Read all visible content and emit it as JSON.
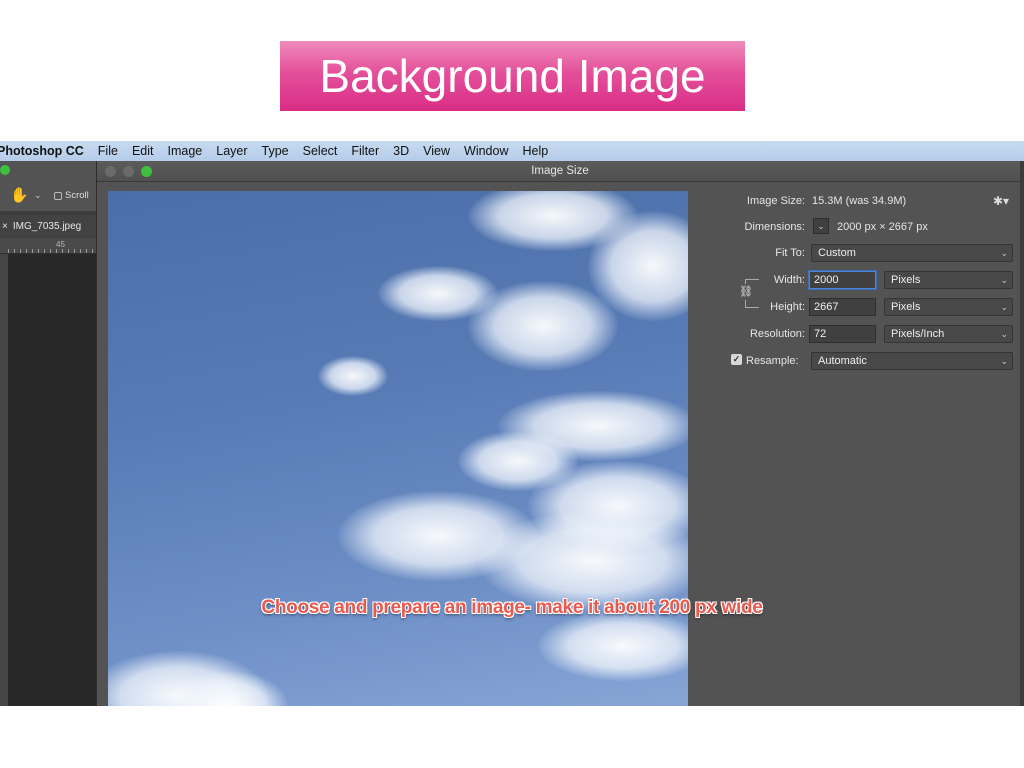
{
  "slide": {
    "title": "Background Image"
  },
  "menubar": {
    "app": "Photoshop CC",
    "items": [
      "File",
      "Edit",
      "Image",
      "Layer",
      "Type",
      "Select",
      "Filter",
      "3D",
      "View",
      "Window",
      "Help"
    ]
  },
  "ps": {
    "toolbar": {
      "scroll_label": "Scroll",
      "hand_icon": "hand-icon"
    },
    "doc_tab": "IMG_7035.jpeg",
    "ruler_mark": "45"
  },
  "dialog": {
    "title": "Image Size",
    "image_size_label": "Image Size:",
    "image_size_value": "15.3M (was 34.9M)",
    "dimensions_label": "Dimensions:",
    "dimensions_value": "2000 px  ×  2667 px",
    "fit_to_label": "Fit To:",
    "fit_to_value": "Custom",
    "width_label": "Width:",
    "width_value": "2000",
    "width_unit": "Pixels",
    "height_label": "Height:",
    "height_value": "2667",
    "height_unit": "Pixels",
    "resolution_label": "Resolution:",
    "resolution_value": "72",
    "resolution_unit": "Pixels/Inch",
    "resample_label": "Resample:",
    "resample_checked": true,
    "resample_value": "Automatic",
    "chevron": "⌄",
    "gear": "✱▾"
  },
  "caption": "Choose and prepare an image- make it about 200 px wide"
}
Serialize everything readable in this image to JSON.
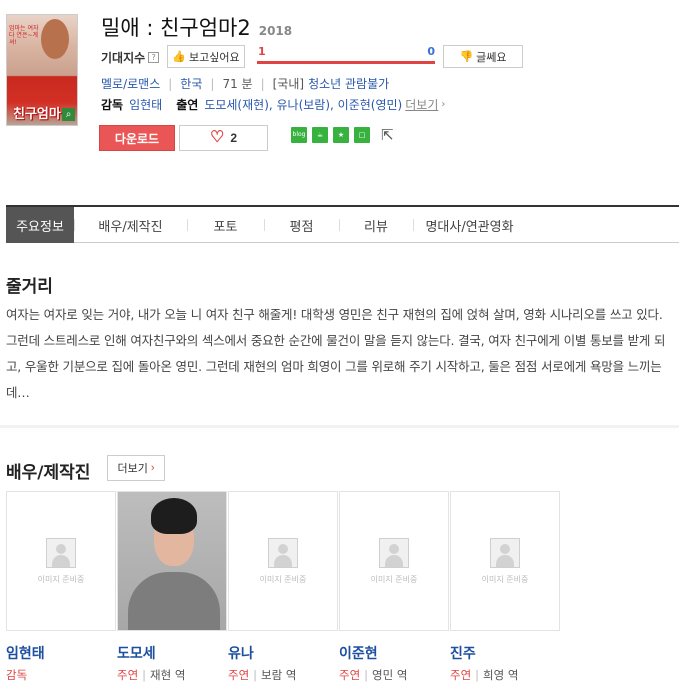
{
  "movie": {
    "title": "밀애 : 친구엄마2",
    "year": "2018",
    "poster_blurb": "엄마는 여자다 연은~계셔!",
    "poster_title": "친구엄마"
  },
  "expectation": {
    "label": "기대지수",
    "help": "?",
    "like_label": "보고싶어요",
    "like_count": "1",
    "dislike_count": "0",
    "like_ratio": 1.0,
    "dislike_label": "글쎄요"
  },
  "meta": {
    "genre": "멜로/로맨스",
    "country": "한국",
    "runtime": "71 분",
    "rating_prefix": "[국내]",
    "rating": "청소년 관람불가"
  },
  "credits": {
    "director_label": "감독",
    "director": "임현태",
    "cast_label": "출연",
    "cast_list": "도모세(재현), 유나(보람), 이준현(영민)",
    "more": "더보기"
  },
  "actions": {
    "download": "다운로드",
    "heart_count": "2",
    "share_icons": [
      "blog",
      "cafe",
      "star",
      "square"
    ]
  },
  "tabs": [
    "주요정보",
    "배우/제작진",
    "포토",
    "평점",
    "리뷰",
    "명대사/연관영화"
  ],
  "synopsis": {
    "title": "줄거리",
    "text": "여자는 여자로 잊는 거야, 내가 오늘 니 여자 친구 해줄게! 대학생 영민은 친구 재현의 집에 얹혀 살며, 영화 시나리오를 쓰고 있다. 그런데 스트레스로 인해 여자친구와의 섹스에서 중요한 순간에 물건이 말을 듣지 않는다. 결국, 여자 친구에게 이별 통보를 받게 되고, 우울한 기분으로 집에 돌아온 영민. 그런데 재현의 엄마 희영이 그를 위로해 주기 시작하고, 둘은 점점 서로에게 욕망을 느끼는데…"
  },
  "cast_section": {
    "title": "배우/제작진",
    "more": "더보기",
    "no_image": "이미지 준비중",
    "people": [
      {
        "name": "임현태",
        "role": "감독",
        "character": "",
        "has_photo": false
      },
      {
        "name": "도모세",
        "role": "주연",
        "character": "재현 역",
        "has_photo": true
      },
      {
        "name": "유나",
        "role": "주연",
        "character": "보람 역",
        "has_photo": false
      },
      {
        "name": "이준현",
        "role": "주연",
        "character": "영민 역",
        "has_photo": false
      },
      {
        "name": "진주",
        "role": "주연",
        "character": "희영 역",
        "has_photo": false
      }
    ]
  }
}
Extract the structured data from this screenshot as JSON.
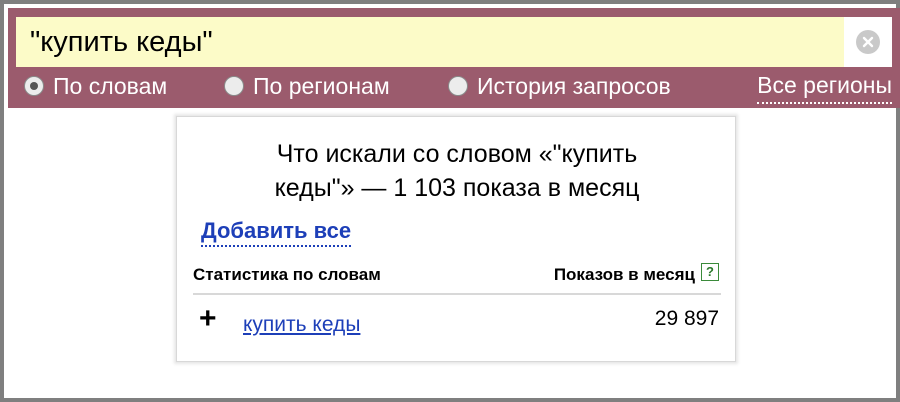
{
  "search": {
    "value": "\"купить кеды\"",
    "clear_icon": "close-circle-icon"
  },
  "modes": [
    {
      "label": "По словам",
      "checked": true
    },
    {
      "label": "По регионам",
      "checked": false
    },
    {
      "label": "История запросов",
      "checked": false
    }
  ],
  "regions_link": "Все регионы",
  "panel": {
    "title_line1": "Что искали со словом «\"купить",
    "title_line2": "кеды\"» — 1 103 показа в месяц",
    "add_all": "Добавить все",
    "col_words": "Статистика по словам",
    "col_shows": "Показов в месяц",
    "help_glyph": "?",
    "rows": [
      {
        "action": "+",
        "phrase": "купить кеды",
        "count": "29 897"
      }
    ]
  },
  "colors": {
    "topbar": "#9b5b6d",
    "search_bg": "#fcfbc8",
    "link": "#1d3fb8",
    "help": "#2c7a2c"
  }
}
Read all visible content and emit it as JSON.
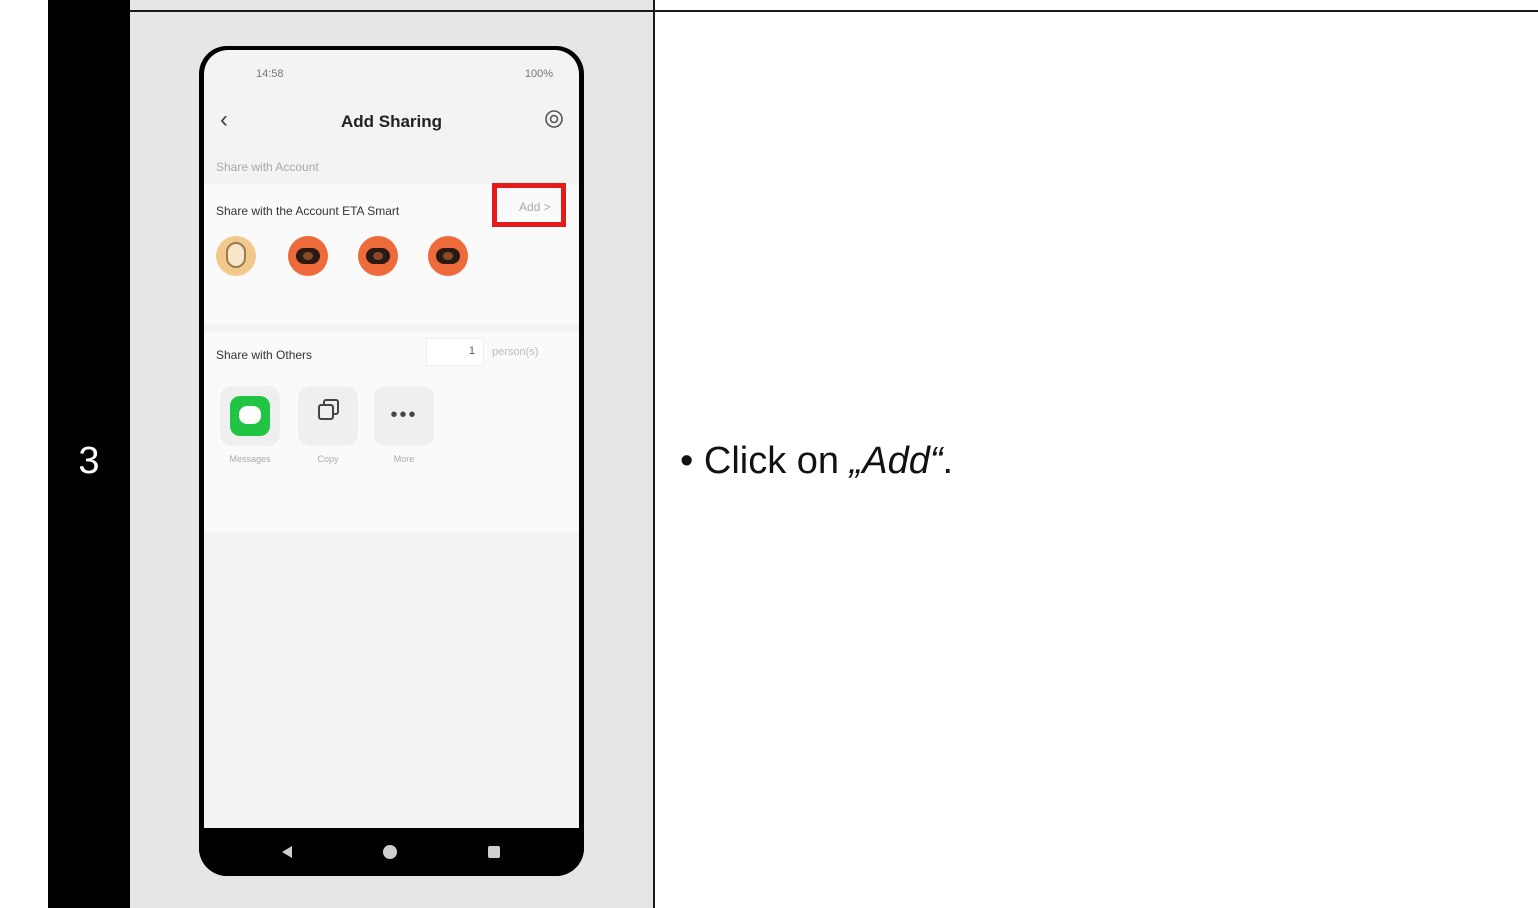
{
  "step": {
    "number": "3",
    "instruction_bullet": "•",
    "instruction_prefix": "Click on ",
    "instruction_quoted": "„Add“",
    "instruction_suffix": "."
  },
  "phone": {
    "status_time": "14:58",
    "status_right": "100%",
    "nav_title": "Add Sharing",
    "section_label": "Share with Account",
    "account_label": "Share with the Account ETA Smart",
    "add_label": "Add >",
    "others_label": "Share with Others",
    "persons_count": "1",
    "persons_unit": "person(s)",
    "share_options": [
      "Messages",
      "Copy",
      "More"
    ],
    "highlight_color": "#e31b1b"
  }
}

YOUR OBJECTIVE
Repeat the data above exactly, but not the pictures.

EXERCISE RESPONSE
Read all visible content and emit it as JSON.
{
  "slide": {
    "title": "Background Image"
  },
  "menubar": {
    "app": "Photoshop CC",
    "items": [
      "File",
      "Edit",
      "Image",
      "Layer",
      "Type",
      "Select",
      "Filter",
      "3D",
      "View",
      "Window",
      "Help"
    ]
  },
  "ps": {
    "toolbar": {
      "scroll_label": "Scroll",
      "hand_icon": "hand-icon"
    },
    "doc_tab": "IMG_7035.jpeg",
    "ruler_mark": "45"
  },
  "dialog": {
    "title": "Image Size",
    "image_size_label": "Image Size:",
    "image_size_value": "15.3M (was 34.9M)",
    "dimensions_label": "Dimensions:",
    "dimensions_value": "2000 px  ×  2667 px",
    "fit_to_label": "Fit To:",
    "fit_to_value": "Custom",
    "width_label": "Width:",
    "width_value": "2000",
    "width_unit": "Pixels",
    "height_label": "Height:",
    "height_value": "2667",
    "height_unit": "Pixels",
    "resolution_label": "Resolution:",
    "resolution_value": "72",
    "resolution_unit": "Pixels/Inch",
    "resample_label": "Resample:",
    "resample_checked": true,
    "resample_value": "Automatic",
    "chevron": "⌄",
    "gear": "✱▾"
  },
  "caption": "Choose and prepare an image- make it about 200 px wide"
}
Serialize everything readable in this image to JSON.
{
  "movie": {
    "title": "밀애 : 친구엄마2",
    "year": "2018",
    "poster_blurb": "엄마는 여자다 연은~계셔!",
    "poster_title": "친구엄마"
  },
  "expectation": {
    "label": "기대지수",
    "help": "?",
    "like_label": "보고싶어요",
    "like_count": "1",
    "dislike_count": "0",
    "like_ratio": 1.0,
    "dislike_label": "글쎄요"
  },
  "meta": {
    "genre": "멜로/로맨스",
    "country": "한국",
    "runtime": "71 분",
    "rating_prefix": "[국내]",
    "rating": "청소년 관람불가"
  },
  "credits": {
    "director_label": "감독",
    "director": "임현태",
    "cast_label": "출연",
    "cast_list": "도모세(재현), 유나(보람), 이준현(영민)",
    "more": "더보기"
  },
  "actions": {
    "download": "다운로드",
    "heart_count": "2",
    "share_icons": [
      "blog",
      "cafe",
      "star",
      "square"
    ]
  },
  "tabs": [
    "주요정보",
    "배우/제작진",
    "포토",
    "평점",
    "리뷰",
    "명대사/연관영화"
  ],
  "synopsis": {
    "title": "줄거리",
    "text": "여자는 여자로 잊는 거야, 내가 오늘 니 여자 친구 해줄게! 대학생 영민은 친구 재현의 집에 얹혀 살며, 영화 시나리오를 쓰고 있다. 그런데 스트레스로 인해 여자친구와의 섹스에서 중요한 순간에 물건이 말을 듣지 않는다. 결국, 여자 친구에게 이별 통보를 받게 되고, 우울한 기분으로 집에 돌아온 영민. 그런데 재현의 엄마 희영이 그를 위로해 주기 시작하고, 둘은 점점 서로에게 욕망을 느끼는데…"
  },
  "cast_section": {
    "title": "배우/제작진",
    "more": "더보기",
    "no_image": "이미지 준비중",
    "people": [
      {
        "name": "임현태",
        "role": "감독",
        "character": "",
        "has_photo": false
      },
      {
        "name": "도모세",
        "role": "주연",
        "character": "재현 역",
        "has_photo": true
      },
      {
        "name": "유나",
        "role": "주연",
        "character": "보람 역",
        "has_photo": false
      },
      {
        "name": "이준현",
        "role": "주연",
        "character": "영민 역",
        "has_photo": false
      },
      {
        "name": "진주",
        "role": "주연",
        "character": "희영 역",
        "has_photo": false
      }
    ]
  }
}
Extract the structured data from this screenshot as JSON.
{
  "search": {
    "value": "\"купить кеды\"",
    "clear_icon": "close-circle-icon"
  },
  "modes": [
    {
      "label": "По словам",
      "checked": true
    },
    {
      "label": "По регионам",
      "checked": false
    },
    {
      "label": "История запросов",
      "checked": false
    }
  ],
  "regions_link": "Все регионы",
  "panel": {
    "title_line1": "Что искали со словом «\"купить",
    "title_line2": "кеды\"» — 1 103 показа в месяц",
    "add_all": "Добавить все",
    "col_words": "Статистика по словам",
    "col_shows": "Показов в месяц",
    "help_glyph": "?",
    "rows": [
      {
        "action": "+",
        "phrase": "купить кеды",
        "count": "29 897"
      }
    ]
  },
  "colors": {
    "topbar": "#9b5b6d",
    "search_bg": "#fcfbc8",
    "link": "#1d3fb8",
    "help": "#2c7a2c"
  }
}
Read all visible content and emit it as JSON.
{
  "step": {
    "number": "3",
    "instruction_bullet": "•",
    "instruction_prefix": "Click on ",
    "instruction_quoted": "„Add“",
    "instruction_suffix": "."
  },
  "phone": {
    "status_time": "14:58",
    "status_right": "100%",
    "nav_title": "Add Sharing",
    "section_label": "Share with Account",
    "account_label": "Share with the Account ETA Smart",
    "add_label": "Add >",
    "others_label": "Share with Others",
    "persons_count": "1",
    "persons_unit": "person(s)",
    "share_options": [
      "Messages",
      "Copy",
      "More"
    ],
    "highlight_color": "#e31b1b"
  }
}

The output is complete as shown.